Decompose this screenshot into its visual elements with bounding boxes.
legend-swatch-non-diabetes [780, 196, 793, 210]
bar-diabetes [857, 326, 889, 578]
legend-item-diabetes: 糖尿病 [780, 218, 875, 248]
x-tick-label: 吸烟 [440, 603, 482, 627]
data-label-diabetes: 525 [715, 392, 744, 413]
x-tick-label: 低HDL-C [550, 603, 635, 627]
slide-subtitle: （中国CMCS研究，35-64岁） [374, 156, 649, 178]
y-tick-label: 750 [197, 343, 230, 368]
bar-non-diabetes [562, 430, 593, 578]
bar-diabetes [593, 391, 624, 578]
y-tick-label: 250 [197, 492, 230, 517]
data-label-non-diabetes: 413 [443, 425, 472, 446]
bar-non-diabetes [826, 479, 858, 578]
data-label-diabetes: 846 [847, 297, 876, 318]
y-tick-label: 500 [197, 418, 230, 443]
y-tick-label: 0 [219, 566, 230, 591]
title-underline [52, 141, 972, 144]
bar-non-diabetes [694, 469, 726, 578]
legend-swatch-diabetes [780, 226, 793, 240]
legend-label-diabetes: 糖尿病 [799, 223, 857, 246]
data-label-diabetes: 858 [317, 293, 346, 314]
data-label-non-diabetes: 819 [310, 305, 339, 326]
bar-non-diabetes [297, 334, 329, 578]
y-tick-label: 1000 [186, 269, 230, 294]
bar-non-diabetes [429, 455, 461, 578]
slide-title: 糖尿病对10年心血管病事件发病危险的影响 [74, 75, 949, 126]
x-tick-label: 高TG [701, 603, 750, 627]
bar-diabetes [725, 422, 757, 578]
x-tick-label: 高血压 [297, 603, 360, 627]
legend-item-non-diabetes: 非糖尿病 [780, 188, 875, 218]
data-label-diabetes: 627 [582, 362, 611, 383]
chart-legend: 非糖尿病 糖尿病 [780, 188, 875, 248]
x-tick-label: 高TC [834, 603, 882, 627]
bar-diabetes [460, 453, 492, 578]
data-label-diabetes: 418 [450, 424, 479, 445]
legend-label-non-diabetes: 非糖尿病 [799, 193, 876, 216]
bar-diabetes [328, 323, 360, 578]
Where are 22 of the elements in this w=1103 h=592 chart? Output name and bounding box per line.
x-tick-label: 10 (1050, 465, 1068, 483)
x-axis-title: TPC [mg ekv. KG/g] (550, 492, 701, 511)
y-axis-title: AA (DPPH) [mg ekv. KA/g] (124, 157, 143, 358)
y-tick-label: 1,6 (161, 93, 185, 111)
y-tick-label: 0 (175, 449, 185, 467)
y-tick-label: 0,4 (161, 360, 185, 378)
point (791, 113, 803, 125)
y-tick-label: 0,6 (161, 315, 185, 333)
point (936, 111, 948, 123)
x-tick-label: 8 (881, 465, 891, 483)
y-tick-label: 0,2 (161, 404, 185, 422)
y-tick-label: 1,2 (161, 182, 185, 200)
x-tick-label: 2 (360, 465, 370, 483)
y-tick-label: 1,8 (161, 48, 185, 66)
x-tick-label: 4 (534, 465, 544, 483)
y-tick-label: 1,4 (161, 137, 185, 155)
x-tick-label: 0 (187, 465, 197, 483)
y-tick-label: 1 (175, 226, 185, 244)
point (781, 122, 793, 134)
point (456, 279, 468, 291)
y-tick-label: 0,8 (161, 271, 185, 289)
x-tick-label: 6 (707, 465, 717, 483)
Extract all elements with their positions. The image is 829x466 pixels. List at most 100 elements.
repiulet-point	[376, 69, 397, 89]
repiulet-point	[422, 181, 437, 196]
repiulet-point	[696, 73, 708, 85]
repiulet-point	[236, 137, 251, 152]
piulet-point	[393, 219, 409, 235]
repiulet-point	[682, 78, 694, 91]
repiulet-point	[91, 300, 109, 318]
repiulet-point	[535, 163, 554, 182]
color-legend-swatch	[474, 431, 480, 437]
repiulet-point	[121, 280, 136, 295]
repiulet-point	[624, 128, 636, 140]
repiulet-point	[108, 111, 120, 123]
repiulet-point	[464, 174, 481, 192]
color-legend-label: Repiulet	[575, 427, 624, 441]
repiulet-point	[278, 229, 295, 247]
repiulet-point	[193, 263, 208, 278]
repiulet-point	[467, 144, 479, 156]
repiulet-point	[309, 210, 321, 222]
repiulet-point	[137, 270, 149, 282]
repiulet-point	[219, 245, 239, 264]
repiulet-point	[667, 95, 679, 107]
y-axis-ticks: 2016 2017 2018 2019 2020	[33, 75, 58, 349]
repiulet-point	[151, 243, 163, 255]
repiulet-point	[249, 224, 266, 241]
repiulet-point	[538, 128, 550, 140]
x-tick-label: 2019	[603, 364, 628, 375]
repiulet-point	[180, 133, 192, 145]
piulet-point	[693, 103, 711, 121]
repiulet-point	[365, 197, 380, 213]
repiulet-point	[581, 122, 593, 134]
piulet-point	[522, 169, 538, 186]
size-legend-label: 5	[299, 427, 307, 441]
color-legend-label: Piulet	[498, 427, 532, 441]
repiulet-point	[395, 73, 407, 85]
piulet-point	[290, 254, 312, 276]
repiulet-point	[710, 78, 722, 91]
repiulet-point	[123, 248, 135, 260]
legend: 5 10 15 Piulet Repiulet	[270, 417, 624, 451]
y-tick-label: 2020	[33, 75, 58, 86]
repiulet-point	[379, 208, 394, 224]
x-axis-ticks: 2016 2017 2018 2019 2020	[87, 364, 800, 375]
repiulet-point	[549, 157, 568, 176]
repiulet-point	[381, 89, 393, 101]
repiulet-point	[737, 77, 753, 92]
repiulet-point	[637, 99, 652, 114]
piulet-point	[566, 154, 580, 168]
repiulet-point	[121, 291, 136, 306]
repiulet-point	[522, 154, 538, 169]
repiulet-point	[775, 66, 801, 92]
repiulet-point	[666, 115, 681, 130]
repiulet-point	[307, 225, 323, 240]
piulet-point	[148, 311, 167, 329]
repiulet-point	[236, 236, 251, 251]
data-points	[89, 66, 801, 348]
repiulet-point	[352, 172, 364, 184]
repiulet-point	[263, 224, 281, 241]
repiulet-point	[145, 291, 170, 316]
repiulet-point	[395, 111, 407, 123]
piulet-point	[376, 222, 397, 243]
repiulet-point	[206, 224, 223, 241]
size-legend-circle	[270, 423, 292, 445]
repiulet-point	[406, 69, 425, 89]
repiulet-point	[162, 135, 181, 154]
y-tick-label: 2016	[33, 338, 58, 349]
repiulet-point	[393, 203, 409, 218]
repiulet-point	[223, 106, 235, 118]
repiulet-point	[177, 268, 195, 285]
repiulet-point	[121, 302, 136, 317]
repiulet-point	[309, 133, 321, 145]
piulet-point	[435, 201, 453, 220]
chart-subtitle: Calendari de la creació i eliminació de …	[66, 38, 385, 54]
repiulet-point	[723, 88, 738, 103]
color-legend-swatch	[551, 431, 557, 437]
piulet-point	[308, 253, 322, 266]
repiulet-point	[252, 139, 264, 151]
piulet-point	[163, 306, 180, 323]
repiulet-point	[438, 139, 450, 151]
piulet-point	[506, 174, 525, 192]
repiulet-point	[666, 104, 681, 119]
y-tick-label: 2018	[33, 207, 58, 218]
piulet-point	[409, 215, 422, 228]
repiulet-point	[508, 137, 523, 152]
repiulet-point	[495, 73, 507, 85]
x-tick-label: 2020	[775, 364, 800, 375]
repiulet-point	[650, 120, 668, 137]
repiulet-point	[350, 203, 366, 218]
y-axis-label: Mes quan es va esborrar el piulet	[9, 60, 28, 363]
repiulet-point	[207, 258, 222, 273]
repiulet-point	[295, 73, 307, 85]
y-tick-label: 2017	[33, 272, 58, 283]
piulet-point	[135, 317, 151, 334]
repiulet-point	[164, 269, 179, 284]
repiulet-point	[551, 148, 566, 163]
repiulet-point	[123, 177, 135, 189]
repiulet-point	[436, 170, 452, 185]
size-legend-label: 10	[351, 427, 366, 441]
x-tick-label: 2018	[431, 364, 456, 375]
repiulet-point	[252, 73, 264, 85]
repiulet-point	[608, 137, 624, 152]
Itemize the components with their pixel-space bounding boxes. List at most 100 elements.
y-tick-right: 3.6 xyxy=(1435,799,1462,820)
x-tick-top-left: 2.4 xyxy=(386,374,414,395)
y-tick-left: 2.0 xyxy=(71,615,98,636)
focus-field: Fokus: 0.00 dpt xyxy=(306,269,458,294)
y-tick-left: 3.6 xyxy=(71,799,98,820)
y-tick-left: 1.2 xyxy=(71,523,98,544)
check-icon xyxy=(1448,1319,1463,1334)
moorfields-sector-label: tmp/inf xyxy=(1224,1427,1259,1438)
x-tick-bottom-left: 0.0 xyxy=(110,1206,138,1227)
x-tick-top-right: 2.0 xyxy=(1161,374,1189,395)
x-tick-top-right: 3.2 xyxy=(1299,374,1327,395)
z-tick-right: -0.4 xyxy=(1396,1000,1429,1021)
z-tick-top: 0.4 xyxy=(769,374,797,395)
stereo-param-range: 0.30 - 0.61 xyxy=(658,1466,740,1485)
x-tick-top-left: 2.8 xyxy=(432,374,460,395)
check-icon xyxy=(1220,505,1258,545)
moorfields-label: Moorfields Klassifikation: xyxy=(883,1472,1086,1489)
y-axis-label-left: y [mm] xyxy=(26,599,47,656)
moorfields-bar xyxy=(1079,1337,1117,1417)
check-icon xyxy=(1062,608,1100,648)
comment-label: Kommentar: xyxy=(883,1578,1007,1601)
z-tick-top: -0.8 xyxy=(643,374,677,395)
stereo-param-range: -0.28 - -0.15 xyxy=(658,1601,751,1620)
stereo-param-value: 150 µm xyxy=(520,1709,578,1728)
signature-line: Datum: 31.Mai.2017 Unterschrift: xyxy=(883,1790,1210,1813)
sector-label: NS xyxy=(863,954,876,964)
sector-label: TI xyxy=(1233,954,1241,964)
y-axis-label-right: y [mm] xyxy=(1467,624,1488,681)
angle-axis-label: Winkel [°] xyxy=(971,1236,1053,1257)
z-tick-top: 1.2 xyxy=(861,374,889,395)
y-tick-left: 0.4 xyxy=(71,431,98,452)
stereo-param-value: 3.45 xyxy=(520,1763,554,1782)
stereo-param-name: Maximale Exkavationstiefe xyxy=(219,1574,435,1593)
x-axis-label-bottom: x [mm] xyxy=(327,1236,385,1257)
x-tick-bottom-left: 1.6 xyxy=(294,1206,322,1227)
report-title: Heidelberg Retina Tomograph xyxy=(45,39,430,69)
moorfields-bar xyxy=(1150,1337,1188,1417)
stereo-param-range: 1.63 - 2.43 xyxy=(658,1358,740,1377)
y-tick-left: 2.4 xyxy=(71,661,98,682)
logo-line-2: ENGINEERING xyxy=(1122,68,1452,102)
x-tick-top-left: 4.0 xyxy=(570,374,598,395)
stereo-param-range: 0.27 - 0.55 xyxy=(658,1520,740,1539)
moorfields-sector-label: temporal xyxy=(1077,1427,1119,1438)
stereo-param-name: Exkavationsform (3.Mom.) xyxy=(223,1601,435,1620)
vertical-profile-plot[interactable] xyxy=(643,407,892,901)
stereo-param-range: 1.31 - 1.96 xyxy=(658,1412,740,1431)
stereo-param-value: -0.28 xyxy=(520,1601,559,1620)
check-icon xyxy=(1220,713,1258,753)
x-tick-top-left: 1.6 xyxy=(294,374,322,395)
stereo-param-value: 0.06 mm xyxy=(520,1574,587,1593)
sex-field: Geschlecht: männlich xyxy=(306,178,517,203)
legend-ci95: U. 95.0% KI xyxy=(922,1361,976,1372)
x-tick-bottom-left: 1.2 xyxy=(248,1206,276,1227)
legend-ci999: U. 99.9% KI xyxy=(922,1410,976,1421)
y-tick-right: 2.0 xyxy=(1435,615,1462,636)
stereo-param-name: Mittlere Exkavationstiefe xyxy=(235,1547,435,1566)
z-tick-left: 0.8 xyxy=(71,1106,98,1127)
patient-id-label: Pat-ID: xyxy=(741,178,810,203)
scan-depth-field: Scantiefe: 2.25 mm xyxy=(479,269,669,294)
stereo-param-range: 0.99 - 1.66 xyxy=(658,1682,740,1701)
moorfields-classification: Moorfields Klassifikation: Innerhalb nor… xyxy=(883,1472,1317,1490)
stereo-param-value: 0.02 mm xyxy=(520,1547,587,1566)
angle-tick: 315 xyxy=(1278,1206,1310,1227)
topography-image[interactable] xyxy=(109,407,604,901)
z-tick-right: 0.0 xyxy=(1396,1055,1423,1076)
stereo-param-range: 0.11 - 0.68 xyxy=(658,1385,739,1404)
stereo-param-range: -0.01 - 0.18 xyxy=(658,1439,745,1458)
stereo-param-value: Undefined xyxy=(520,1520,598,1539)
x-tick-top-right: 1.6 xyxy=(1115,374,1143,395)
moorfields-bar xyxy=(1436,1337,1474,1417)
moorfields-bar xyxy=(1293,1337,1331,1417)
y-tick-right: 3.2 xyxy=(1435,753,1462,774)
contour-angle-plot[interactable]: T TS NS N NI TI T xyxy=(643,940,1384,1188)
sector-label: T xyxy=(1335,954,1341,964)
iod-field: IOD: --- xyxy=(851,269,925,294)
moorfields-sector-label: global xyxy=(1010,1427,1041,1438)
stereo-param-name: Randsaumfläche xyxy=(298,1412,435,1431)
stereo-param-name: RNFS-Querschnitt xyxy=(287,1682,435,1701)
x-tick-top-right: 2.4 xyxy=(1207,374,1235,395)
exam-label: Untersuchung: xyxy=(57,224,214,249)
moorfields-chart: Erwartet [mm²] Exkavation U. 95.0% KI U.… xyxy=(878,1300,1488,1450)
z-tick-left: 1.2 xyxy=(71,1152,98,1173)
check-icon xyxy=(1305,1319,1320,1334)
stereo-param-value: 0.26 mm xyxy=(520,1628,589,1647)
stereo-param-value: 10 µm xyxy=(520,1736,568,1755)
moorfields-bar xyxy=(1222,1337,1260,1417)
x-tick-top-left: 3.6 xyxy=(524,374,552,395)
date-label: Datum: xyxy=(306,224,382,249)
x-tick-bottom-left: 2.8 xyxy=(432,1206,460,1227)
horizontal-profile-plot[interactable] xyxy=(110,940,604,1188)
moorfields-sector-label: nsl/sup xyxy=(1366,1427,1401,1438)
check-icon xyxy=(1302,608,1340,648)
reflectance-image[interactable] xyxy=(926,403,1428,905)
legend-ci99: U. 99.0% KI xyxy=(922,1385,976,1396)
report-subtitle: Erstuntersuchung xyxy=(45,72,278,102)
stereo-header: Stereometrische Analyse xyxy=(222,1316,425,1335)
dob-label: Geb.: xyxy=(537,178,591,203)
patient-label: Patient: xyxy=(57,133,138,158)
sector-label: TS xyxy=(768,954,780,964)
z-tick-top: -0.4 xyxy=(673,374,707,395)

----

:: To do ::
Output every line from the start of the data through the line holding "data-label-diabetes: 858 [317, 293, 346, 314]", inclusive, as a JSON list of strings with one string per line and blank lines omitted.

:: Exercise solution ::
[
  "Decompose this screenshot into its visual elements with bounding boxes.",
  "legend-swatch-non-diabetes [780, 196, 793, 210]",
  "bar-diabetes [857, 326, 889, 578]",
  "legend-item-diabetes: 糖尿病 [780, 218, 875, 248]",
  "x-tick-label: 吸烟 [440, 603, 482, 627]",
  "data-label-diabetes: 525 [715, 392, 744, 413]",
  "x-tick-label: 低HDL-C [550, 603, 635, 627]",
  "slide-subtitle: （中国CMCS研究，35-64岁） [374, 156, 649, 178]",
  "y-tick-label: 750 [197, 343, 230, 368]",
  "bar-non-diabetes [562, 430, 593, 578]",
  "bar-diabetes [593, 391, 624, 578]",
  "y-tick-label: 250 [197, 492, 230, 517]",
  "data-label-non-diabetes: 413 [443, 425, 472, 446]",
  "bar-non-diabetes [826, 479, 858, 578]",
  "data-label-diabetes: 846 [847, 297, 876, 318]",
  "y-tick-label: 500 [197, 418, 230, 443]",
  "y-tick-label: 0 [219, 566, 230, 591]",
  "title-underline [52, 141, 972, 144]",
  "bar-non-diabetes [694, 469, 726, 578]",
  "legend-swatch-diabetes [780, 226, 793, 240]",
  "legend-label-diabetes: 糖尿病 [799, 223, 857, 246]",
  "data-label-diabetes: 858 [317, 293, 346, 314]"
]